What is needed → Scan the records and identify every line in which the string "épített" occurs, then return those lines.

Records from a data source →
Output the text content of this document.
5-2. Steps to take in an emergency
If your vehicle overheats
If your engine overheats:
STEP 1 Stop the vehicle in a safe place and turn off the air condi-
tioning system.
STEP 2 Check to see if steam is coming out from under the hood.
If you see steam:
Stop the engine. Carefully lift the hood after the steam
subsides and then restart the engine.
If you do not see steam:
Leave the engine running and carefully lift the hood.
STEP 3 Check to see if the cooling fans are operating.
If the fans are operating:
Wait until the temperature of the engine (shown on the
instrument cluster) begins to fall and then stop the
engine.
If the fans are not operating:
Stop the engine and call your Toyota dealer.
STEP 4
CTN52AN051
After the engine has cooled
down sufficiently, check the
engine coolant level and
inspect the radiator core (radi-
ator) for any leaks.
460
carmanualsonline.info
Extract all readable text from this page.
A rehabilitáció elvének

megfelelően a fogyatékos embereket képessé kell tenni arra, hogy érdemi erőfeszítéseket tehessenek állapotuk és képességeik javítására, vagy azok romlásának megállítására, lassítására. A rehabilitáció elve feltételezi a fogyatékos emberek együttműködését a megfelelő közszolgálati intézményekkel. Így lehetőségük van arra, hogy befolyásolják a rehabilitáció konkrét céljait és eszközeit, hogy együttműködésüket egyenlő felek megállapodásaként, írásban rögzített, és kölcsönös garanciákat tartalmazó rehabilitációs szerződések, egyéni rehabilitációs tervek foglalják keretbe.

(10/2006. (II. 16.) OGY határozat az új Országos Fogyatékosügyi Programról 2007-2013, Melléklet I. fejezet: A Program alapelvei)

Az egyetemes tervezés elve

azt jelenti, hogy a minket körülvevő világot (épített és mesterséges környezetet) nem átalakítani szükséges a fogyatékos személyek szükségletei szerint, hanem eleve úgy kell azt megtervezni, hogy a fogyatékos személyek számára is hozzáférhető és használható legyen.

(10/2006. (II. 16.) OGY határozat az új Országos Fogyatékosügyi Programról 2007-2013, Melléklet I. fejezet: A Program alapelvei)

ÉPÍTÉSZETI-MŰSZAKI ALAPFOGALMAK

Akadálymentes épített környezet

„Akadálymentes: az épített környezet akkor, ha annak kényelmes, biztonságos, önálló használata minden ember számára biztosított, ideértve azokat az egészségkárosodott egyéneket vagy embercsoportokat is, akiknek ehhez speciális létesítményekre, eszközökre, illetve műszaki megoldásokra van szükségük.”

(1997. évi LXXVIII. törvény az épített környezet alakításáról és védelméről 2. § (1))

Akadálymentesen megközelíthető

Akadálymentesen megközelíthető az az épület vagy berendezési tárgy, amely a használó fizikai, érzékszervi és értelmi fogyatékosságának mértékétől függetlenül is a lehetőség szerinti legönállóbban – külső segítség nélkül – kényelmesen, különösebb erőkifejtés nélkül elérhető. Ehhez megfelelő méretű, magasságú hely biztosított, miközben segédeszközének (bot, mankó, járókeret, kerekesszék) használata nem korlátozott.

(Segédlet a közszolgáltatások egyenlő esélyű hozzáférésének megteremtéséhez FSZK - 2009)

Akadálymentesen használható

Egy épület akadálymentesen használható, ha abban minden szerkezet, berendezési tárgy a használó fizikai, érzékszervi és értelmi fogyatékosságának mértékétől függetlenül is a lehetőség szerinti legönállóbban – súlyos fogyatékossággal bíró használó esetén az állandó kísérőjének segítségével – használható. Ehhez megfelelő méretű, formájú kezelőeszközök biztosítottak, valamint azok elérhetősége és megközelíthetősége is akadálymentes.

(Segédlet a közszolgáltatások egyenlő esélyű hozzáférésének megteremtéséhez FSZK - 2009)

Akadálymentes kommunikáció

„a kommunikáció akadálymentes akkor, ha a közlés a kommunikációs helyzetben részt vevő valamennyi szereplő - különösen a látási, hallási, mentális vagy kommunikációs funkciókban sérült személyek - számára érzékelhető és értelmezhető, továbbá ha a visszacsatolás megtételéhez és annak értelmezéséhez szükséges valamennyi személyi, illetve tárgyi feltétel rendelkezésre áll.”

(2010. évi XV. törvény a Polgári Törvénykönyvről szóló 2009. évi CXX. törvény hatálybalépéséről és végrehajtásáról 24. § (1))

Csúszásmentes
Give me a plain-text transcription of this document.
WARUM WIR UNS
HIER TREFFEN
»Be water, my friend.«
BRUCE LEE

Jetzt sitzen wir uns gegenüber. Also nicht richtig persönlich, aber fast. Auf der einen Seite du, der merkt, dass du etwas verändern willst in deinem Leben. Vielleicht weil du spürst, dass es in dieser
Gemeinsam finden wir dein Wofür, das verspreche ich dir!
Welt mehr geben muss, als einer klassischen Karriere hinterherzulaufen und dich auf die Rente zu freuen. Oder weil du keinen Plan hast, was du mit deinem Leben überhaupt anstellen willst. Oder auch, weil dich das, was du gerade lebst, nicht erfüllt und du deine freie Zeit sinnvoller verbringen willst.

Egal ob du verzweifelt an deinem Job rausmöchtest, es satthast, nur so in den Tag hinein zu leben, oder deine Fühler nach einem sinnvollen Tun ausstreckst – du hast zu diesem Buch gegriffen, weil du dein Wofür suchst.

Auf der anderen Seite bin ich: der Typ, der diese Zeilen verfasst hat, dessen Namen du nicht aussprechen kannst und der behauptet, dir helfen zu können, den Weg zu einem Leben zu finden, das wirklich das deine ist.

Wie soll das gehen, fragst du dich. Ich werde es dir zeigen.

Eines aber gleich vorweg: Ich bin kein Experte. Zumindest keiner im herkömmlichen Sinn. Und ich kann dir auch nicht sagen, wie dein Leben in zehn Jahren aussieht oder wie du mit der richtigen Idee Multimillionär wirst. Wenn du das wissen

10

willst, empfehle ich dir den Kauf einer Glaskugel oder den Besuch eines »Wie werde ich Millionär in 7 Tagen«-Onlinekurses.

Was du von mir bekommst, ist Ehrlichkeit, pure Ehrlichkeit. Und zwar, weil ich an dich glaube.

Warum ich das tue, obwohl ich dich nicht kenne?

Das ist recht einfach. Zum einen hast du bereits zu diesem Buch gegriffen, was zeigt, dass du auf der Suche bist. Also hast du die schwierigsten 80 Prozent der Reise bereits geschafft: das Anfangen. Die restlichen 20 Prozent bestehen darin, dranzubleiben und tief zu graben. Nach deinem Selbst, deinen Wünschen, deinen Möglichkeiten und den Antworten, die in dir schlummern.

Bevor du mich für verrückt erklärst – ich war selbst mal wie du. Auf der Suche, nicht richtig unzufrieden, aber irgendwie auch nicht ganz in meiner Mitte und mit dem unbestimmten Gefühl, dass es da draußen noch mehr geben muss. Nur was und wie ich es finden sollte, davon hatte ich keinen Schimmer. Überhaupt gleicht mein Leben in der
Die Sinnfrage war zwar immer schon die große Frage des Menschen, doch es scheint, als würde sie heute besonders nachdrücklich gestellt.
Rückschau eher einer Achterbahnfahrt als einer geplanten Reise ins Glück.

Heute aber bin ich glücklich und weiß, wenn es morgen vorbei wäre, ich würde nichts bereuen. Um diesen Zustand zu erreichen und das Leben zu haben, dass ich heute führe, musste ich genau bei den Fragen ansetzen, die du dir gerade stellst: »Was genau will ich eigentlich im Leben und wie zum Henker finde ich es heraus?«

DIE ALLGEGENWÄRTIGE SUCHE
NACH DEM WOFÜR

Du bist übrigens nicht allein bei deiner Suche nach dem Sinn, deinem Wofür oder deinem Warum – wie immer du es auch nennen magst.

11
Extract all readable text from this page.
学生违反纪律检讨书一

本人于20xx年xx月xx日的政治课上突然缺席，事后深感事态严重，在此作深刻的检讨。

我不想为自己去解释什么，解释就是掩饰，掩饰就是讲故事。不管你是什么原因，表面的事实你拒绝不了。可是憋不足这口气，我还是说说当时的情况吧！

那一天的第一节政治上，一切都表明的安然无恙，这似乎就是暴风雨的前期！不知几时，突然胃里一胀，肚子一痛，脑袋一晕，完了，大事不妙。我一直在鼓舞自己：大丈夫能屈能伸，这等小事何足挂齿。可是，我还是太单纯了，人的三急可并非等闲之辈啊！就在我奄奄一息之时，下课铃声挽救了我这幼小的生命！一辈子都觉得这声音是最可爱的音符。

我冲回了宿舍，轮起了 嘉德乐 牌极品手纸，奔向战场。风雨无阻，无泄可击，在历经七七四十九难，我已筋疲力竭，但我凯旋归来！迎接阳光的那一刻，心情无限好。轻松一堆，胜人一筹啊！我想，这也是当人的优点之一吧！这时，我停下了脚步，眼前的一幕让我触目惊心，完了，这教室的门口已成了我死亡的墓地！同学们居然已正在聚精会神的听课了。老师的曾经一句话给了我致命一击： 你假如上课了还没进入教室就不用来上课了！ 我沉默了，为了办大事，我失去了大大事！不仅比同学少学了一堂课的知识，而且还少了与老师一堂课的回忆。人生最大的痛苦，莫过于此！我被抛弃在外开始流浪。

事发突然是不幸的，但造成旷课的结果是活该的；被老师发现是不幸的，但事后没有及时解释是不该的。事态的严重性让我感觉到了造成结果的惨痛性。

Full answer →
azt jelenti, hogy a minket körülvevő világot (épített és mesterséges környezetet) nem átalakítani szükséges a fogyatékos személyek szükségletei szerint, hanem eleve úgy kell azt megtervezni, hogy a fogyatékos személyek számára is hozzáférhető és használható legyen.
Akadálymentes épített környezet
„Akadálymentes: az épített környezet akkor, ha annak kényelmes, biztonságos, önálló használata minden ember számára biztosított, ideértve azokat az egészségkárosodott egyéneket vagy embercsoportokat is, akiknek ehhez speciális létesítményekre, eszközökre, illetve műszaki megoldásokra van szükségük.”
(1997. évi LXXVIII. törvény az épített környezet alakításáról és védelméről 2. § (1))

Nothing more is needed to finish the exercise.